**Job**
Write out the data again in full, exactly as it reads.

**Recorded information**
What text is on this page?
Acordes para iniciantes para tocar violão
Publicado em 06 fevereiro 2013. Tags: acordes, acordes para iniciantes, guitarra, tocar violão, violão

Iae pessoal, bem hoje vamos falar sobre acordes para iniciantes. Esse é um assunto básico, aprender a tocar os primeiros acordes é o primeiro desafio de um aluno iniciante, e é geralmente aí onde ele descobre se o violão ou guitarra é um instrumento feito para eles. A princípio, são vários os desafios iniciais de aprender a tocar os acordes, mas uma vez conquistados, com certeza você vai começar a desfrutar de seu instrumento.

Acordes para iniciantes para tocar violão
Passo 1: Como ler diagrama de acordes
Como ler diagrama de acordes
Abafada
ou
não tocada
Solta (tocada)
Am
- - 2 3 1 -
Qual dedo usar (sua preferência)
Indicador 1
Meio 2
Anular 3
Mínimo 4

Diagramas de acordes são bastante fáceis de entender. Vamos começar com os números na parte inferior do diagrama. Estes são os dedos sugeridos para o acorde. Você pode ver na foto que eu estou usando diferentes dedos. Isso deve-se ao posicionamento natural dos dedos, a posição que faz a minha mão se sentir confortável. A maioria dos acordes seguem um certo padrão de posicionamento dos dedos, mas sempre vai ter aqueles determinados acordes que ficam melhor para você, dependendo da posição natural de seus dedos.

**Problem solution**
What text is on this page?
Acordes para iniciantes para tocar violão
Publicado em 06 fevereiro 2013. Tags: acordes, acordes para iniciantes, guitarra, tocar violão, violão

Iae pessoal, bem hoje vamos falar sobre acordes para iniciantes. Esse é um assunto básico, aprender a tocar os primeiros acordes é o primeiro desafio de um aluno iniciante, e é geralmente aí onde ele descobre se o violão ou guitarra é um instrumento feito para eles. A princípio, são vários os desafios iniciais de aprender a tocar os acordes, mas uma vez conquistados, com certeza você vai começar a desfrutar de seu instrumento.

Acordes para iniciantes para tocar violão
Passo 1: Como ler diagrama de acordes
Como ler diagrama de acordes
Abafada
ou
não tocada
Solta (tocada)
Am
- - 2 3 1 -
Qual dedo usar (sua preferência)
Indicador 1
Meio 2
Anular 3
Mínimo 4

Diagramas de acordes são bastante fáceis de entender. Vamos começar com os números na parte inferior do diagrama. Estes são os dedos sugeridos para o acorde. Você pode ver na foto que eu estou usando diferentes dedos. Isso deve-se ao posicionamento natural dos dedos, a posição que faz a minha mão se sentir confortável. A maioria dos acordes seguem um certo padrão de posicionamento dos dedos, mas sempre vai ter aqueles determinados acordes que ficam melhor para você, dependendo da posição natural de seus dedos.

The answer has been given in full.